[Figure contents as structured data]
::::::::

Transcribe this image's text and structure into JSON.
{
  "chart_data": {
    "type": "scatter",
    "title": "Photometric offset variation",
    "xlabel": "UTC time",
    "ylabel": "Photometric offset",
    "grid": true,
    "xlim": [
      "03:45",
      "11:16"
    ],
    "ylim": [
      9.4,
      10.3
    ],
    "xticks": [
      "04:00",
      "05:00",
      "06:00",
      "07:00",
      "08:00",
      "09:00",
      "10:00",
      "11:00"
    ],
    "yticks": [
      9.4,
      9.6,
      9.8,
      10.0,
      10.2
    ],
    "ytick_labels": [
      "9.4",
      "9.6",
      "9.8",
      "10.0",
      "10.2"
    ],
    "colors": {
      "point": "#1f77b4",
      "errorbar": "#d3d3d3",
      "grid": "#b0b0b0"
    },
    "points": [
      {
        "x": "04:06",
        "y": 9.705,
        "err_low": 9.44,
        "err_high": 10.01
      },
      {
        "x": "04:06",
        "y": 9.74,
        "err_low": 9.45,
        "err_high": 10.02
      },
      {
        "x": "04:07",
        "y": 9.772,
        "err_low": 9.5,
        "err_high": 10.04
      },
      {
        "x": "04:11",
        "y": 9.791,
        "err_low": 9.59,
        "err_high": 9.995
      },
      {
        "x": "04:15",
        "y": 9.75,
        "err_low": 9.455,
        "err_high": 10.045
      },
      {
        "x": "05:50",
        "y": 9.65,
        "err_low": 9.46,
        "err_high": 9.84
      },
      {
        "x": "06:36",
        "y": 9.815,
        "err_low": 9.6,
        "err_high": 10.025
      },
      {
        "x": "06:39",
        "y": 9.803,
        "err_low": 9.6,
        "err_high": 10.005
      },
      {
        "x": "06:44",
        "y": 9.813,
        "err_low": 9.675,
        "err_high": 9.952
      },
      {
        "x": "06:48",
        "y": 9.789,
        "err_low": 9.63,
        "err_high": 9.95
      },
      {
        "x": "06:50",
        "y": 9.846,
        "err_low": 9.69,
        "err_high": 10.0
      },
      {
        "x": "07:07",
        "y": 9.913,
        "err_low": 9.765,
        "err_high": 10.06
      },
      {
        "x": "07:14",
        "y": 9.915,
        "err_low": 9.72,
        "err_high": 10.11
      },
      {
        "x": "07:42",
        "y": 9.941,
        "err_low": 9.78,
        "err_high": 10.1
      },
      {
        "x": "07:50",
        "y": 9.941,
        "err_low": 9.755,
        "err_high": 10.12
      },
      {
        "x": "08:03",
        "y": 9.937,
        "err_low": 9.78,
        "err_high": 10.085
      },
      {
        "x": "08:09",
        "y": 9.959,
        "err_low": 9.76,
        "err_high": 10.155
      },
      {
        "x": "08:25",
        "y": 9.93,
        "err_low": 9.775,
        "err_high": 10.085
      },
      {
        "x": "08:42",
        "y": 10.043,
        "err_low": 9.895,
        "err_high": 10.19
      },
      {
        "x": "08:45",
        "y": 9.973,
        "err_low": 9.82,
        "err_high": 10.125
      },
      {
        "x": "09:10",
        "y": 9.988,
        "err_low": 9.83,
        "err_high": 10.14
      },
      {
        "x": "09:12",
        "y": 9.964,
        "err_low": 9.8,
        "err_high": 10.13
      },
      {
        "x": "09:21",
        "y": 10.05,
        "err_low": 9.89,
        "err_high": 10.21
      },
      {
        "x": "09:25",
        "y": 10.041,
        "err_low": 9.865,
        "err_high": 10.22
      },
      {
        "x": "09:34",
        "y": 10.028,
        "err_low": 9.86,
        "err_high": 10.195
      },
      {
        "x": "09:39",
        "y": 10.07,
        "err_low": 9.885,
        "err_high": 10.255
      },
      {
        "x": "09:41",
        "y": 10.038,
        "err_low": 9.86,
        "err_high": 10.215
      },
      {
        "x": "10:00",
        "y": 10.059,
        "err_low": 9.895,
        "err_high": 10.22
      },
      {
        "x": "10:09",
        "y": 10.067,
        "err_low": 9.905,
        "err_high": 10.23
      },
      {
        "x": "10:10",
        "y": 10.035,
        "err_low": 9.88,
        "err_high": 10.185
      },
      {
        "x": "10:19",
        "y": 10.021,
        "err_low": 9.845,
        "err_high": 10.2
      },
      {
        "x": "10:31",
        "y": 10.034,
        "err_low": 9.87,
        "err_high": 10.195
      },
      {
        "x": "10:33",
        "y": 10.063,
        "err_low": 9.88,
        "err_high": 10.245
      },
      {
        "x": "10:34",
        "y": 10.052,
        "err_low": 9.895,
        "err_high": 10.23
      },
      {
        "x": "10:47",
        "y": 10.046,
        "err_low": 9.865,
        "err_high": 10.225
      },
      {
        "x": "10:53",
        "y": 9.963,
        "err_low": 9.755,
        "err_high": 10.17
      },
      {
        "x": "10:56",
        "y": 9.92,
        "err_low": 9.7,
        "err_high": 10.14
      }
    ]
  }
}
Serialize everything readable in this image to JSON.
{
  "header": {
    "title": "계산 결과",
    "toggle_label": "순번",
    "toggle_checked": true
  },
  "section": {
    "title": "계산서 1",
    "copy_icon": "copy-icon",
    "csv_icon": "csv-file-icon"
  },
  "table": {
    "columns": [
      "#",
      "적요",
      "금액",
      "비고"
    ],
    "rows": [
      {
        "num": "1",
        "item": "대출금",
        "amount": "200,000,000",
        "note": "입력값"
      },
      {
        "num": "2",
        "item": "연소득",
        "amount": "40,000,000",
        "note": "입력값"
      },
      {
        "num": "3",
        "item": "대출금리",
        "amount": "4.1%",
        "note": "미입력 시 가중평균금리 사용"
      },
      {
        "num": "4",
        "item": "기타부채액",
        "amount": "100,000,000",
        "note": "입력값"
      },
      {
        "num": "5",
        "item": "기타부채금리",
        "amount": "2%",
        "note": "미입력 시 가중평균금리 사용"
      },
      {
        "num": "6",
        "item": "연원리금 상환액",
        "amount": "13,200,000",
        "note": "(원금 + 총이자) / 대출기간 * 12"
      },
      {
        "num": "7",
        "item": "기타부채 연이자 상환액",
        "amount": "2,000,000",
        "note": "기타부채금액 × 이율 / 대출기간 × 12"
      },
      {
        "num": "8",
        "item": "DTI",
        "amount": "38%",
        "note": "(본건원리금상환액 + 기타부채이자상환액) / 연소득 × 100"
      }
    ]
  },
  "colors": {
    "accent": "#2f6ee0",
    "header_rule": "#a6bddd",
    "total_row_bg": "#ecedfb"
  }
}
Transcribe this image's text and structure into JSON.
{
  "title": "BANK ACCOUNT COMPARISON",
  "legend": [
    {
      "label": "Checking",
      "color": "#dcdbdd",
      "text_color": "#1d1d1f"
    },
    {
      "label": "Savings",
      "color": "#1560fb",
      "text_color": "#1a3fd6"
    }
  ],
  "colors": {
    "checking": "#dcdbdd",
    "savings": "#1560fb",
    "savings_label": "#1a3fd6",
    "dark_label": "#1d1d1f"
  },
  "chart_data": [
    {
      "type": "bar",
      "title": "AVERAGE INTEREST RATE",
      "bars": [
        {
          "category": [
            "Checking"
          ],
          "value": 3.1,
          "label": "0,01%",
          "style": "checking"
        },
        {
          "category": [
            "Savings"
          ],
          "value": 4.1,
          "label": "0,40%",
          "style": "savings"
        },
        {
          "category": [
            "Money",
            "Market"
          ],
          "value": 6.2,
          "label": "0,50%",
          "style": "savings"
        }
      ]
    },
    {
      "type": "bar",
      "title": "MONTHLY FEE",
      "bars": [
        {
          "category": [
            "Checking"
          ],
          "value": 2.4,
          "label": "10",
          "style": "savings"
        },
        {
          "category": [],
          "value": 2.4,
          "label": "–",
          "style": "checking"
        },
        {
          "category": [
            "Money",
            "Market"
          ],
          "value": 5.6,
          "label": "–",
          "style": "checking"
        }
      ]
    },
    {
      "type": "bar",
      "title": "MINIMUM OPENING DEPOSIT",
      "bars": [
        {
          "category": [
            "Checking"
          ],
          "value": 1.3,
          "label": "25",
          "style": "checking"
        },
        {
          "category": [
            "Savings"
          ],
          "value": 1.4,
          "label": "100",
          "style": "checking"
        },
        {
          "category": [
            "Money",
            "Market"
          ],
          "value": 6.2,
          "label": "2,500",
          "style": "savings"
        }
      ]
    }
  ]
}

::::::::

Determine the number of lines in the entries above where the string "item" appears. Answer with the number alone.

8